SET EXERCISE ::
Return the listing below in full, with every line exactly as it is.

** BEGIN LISTED RECORDS **

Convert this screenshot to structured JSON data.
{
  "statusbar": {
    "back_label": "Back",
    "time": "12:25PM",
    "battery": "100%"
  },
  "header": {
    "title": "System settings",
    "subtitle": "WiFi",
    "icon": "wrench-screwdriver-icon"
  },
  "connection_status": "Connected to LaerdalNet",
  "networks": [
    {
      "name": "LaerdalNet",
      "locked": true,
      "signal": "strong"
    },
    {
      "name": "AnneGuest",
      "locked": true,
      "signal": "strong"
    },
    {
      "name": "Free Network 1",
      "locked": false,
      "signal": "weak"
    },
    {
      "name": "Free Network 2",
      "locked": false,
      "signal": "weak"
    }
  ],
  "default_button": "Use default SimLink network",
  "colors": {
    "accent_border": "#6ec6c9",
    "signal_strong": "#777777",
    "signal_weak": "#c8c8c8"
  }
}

** END LISTED RECORDS **

CORRECT OUTPUT ::
Convert this screenshot to structured JSON data.
{
  "statusbar": {
    "back_label": "Back",
    "time": "12:25PM",
    "battery": "100%"
  },
  "header": {
    "title": "System settings",
    "subtitle": "WiFi",
    "icon": "wrench-screwdriver-icon"
  },
  "connection_status": "Connected to LaerdalNet",
  "networks": [
    {
      "name": "LaerdalNet",
      "locked": true,
      "signal": "strong"
    },
    {
      "name": "AnneGuest",
      "locked": true,
      "signal": "strong"
    },
    {
      "name": "Free Network 1",
      "locked": false,
      "signal": "weak"
    },
    {
      "name": "Free Network 2",
      "locked": false,
      "signal": "weak"
    }
  ],
  "default_button": "Use default SimLink network",
  "colors": {
    "accent_border": "#6ec6c9",
    "signal_strong": "#777777",
    "signal_weak": "#c8c8c8"
  }
}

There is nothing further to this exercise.